> **GOAL**
Work through the data below line by line and say how many lines hold "class"; give only the number.

> **Source records**
=======
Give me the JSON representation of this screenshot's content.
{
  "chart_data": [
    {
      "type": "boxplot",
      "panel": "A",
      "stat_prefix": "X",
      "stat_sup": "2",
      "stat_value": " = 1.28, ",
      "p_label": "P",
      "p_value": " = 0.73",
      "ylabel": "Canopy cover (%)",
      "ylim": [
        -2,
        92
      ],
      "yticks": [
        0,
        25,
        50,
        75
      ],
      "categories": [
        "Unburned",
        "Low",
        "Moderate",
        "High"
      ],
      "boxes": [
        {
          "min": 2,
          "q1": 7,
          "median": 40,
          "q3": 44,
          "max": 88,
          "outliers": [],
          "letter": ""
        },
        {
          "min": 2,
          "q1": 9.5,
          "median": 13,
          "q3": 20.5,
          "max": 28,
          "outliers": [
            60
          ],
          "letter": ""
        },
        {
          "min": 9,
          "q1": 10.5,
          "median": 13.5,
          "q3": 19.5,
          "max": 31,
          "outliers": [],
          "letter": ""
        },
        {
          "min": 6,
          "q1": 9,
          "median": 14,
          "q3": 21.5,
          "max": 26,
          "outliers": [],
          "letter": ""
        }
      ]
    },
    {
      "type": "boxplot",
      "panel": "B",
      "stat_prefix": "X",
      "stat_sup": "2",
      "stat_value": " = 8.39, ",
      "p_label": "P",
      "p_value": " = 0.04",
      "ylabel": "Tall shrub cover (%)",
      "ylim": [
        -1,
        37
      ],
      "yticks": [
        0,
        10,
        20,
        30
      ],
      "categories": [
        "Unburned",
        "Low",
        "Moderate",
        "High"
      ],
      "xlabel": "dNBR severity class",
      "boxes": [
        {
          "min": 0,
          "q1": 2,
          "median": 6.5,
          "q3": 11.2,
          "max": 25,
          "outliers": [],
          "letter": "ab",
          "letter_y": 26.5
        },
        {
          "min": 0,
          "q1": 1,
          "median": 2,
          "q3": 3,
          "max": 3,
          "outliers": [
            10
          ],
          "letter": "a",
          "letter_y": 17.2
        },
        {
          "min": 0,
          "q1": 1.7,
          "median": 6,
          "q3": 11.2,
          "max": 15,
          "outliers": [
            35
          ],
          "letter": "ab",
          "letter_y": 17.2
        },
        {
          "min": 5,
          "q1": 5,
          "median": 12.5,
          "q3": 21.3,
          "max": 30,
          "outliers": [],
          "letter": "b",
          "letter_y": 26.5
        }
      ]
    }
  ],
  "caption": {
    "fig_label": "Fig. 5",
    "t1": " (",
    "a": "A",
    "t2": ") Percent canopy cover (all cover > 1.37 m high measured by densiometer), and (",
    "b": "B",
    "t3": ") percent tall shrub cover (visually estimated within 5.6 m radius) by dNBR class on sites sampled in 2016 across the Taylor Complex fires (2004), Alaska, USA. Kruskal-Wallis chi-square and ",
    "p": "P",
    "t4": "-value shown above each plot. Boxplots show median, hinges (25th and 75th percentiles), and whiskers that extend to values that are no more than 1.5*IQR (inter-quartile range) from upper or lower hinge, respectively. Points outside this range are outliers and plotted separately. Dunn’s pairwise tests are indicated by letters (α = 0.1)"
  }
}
=======
> **ANSWER TO THIS EXERCISE**
2